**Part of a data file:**
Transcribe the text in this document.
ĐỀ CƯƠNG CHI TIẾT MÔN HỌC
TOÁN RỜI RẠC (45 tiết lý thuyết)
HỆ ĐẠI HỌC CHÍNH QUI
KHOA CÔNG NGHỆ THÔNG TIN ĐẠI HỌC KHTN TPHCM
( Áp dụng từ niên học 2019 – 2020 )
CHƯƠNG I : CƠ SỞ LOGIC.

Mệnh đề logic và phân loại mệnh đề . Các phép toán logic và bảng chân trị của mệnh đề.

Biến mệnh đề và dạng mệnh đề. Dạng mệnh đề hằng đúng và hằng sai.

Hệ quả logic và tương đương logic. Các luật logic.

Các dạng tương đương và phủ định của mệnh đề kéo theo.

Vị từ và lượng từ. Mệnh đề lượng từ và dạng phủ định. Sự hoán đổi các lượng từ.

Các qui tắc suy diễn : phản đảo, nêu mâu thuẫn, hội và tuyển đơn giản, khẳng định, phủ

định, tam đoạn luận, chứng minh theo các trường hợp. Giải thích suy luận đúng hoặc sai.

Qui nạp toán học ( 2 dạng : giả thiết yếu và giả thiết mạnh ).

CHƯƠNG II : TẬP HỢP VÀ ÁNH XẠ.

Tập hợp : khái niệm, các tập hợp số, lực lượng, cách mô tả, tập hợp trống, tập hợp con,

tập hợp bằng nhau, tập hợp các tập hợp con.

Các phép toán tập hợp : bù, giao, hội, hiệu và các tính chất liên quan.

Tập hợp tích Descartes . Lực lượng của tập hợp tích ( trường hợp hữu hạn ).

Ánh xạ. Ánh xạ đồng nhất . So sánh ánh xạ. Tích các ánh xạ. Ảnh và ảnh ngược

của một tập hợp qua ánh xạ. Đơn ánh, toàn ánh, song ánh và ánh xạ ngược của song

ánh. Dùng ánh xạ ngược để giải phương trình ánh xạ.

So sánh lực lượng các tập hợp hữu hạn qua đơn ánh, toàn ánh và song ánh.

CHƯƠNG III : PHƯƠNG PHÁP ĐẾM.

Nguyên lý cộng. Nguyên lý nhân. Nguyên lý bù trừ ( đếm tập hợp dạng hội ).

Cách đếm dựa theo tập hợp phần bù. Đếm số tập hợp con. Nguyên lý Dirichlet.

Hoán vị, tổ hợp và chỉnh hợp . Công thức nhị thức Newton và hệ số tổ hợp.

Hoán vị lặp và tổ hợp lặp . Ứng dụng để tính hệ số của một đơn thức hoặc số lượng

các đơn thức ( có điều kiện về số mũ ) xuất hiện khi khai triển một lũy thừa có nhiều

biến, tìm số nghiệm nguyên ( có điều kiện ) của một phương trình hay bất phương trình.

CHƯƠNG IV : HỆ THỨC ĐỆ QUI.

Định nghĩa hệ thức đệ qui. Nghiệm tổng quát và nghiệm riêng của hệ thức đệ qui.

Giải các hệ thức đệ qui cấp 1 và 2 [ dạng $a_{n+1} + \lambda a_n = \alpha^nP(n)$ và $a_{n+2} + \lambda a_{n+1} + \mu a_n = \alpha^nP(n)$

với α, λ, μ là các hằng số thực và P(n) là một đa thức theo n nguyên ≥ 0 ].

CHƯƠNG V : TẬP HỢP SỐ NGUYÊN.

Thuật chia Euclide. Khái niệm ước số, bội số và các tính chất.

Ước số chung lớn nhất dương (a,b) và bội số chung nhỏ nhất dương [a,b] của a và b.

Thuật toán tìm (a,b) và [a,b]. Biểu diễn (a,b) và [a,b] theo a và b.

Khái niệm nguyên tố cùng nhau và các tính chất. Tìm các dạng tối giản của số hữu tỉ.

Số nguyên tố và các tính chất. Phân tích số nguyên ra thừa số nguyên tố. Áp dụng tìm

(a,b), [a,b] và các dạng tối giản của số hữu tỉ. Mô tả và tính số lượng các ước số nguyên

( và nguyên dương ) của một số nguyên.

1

**Exercise details:** Keep only the lines that hold the string "nghiệm", and copy them out.

**Expected answer:**
biến, tìm số nghiệm nguyên ( có điều kiện ) của một phương trình hay bất phương trình.
Định nghĩa hệ thức đệ qui. Nghiệm tổng quát và nghiệm riêng của hệ thức đệ qui.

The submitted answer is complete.